▶ [Aim]: Restate every entry word for word.

+++ Material provided +++

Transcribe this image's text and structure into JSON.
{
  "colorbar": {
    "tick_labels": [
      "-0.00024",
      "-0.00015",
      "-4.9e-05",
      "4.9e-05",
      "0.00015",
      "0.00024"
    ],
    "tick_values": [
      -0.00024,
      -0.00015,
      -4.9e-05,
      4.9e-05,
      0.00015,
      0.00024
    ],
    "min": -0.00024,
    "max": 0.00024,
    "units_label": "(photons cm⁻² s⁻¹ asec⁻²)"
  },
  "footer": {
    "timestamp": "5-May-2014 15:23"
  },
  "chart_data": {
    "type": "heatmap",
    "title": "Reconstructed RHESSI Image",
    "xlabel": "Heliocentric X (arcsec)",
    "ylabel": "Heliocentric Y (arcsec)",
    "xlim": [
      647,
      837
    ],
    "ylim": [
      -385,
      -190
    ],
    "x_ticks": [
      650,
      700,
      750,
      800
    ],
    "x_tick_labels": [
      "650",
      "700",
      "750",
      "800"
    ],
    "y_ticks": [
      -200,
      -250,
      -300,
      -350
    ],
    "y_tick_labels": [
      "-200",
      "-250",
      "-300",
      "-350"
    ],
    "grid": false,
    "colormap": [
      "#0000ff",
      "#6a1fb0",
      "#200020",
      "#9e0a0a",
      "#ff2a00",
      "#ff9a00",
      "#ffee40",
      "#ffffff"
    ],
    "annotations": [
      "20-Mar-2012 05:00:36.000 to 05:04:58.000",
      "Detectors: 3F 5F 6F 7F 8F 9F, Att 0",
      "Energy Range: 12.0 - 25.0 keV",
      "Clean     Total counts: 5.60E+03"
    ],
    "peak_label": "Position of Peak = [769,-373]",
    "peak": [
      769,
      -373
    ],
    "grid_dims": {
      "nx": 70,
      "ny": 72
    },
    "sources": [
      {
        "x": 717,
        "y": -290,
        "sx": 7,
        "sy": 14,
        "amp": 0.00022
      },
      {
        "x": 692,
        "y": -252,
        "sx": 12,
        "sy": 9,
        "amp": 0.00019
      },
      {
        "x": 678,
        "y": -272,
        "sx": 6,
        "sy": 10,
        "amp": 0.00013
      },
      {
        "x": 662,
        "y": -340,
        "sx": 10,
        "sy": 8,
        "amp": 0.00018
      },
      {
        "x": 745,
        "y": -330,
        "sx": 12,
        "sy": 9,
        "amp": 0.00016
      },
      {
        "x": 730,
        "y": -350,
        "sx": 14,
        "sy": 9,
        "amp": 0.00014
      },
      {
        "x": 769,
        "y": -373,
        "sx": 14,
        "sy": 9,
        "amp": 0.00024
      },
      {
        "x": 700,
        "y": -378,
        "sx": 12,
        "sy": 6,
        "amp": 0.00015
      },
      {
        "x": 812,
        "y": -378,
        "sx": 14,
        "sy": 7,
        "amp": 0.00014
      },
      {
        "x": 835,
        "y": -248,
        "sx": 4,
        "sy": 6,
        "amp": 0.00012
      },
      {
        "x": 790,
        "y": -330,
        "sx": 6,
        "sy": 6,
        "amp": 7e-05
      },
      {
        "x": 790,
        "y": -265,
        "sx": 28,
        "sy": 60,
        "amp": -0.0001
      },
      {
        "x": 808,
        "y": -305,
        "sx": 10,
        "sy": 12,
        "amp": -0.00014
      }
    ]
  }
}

+++

▶ [Correct output]:
Transcribe this image's text and structure into JSON.
{
  "colorbar": {
    "tick_labels": [
      "-0.00024",
      "-0.00015",
      "-4.9e-05",
      "4.9e-05",
      "0.00015",
      "0.00024"
    ],
    "tick_values": [
      -0.00024,
      -0.00015,
      -4.9e-05,
      4.9e-05,
      0.00015,
      0.00024
    ],
    "min": -0.00024,
    "max": 0.00024,
    "units_label": "(photons cm⁻² s⁻¹ asec⁻²)"
  },
  "footer": {
    "timestamp": "5-May-2014 15:23"
  },
  "chart_data": {
    "type": "heatmap",
    "title": "Reconstructed RHESSI Image",
    "xlabel": "Heliocentric X (arcsec)",
    "ylabel": "Heliocentric Y (arcsec)",
    "xlim": [
      647,
      837
    ],
    "ylim": [
      -385,
      -190
    ],
    "x_ticks": [
      650,
      700,
      750,
      800
    ],
    "x_tick_labels": [
      "650",
      "700",
      "750",
      "800"
    ],
    "y_ticks": [
      -200,
      -250,
      -300,
      -350
    ],
    "y_tick_labels": [
      "-200",
      "-250",
      "-300",
      "-350"
    ],
    "grid": false,
    "colormap": [
      "#0000ff",
      "#6a1fb0",
      "#200020",
      "#9e0a0a",
      "#ff2a00",
      "#ff9a00",
      "#ffee40",
      "#ffffff"
    ],
    "annotations": [
      "20-Mar-2012 05:00:36.000 to 05:04:58.000",
      "Detectors: 3F 5F 6F 7F 8F 9F, Att 0",
      "Energy Range: 12.0 - 25.0 keV",
      "Clean     Total counts: 5.60E+03"
    ],
    "peak_label": "Position of Peak = [769,-373]",
    "peak": [
      769,
      -373
    ],
    "grid_dims": {
      "nx": 70,
      "ny": 72
    },
    "sources": [
      {
        "x": 717,
        "y": -290,
        "sx": 7,
        "sy": 14,
        "amp": 0.00022
      },
      {
        "x": 692,
        "y": -252,
        "sx": 12,
        "sy": 9,
        "amp": 0.00019
      },
      {
        "x": 678,
        "y": -272,
        "sx": 6,
        "sy": 10,
        "amp": 0.00013
      },
      {
        "x": 662,
        "y": -340,
        "sx": 10,
        "sy": 8,
        "amp": 0.00018
      },
      {
        "x": 745,
        "y": -330,
        "sx": 12,
        "sy": 9,
        "amp": 0.00016
      },
      {
        "x": 730,
        "y": -350,
        "sx": 14,
        "sy": 9,
        "amp": 0.00014
      },
      {
        "x": 769,
        "y": -373,
        "sx": 14,
        "sy": 9,
        "amp": 0.00024
      },
      {
        "x": 700,
        "y": -378,
        "sx": 12,
        "sy": 6,
        "amp": 0.00015
      },
      {
        "x": 812,
        "y": -378,
        "sx": 14,
        "sy": 7,
        "amp": 0.00014
      },
      {
        "x": 835,
        "y": -248,
        "sx": 4,
        "sy": 6,
        "amp": 0.00012
      },
      {
        "x": 790,
        "y": -330,
        "sx": 6,
        "sy": 6,
        "amp": 7e-05
      },
      {
        "x": 790,
        "y": -265,
        "sx": 28,
        "sy": 60,
        "amp": -0.0001
      },
      {
        "x": 808,
        "y": -305,
        "sx": 10,
        "sy": 12,
        "amp": -0.00014
      }
    ]
  }
}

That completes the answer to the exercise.